Stored rows
::::::

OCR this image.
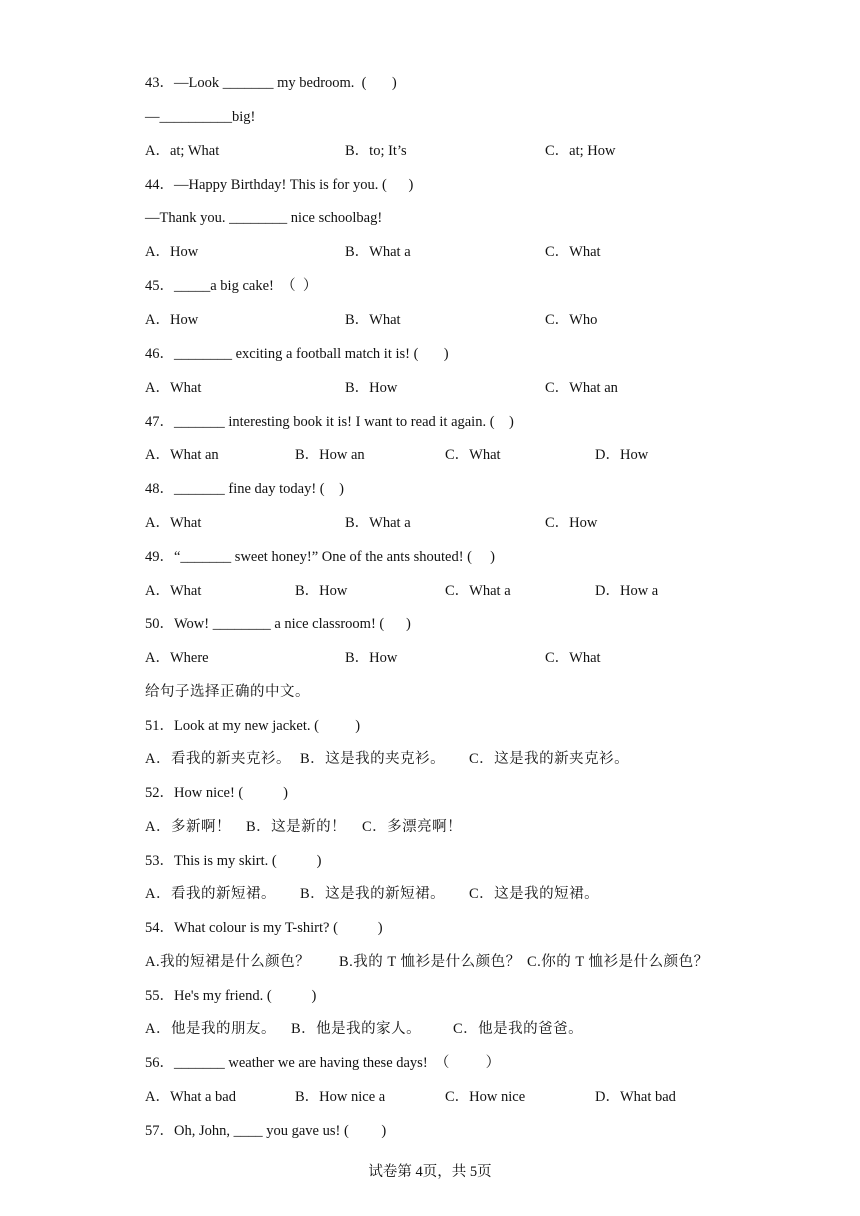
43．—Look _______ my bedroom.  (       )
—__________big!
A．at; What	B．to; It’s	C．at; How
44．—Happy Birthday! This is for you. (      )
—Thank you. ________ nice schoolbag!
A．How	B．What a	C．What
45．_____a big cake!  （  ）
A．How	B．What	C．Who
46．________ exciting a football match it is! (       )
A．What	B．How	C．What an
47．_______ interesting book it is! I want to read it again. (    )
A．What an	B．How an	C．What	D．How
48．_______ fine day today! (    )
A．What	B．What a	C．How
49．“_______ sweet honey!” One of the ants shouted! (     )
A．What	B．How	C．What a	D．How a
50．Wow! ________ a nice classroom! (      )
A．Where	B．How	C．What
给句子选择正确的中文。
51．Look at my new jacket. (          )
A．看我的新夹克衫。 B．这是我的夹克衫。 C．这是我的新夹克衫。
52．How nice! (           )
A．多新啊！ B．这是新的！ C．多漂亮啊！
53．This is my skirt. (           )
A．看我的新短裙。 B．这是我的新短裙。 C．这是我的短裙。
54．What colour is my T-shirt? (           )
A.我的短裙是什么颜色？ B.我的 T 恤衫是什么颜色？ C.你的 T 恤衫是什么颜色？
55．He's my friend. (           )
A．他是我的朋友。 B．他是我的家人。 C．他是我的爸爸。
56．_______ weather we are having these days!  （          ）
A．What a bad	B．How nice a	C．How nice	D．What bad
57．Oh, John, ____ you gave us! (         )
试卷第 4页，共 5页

::::::

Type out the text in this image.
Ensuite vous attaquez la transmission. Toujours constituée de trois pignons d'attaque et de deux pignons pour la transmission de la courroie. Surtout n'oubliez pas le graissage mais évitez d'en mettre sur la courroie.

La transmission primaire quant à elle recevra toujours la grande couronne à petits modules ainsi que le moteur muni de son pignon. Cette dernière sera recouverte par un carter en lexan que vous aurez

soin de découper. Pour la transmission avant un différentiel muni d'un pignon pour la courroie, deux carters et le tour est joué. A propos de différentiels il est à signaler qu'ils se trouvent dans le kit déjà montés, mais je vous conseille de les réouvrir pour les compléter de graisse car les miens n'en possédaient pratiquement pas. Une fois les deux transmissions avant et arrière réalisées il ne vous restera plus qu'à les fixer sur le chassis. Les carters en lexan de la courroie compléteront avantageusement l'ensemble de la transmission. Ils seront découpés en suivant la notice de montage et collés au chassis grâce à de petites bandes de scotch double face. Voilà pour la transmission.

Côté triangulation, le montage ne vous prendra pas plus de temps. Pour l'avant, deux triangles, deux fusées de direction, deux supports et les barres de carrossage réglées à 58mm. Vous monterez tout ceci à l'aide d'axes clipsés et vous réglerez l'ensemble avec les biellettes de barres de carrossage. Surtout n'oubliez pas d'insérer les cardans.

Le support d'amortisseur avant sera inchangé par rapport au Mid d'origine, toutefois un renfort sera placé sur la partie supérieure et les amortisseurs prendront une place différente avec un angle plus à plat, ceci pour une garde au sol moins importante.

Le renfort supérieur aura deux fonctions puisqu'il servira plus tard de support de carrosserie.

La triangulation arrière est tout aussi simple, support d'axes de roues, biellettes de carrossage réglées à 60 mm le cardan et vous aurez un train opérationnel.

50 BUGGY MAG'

::::::

Work instructions
Pull out all lines in the data above that include "nice".

The response
—Thank you. ________ nice schoolbag!
50．Wow! ________ a nice classroom! (      )
52．How nice! (           )
A．What a bad	B．How nice a	C．How nice	D．What bad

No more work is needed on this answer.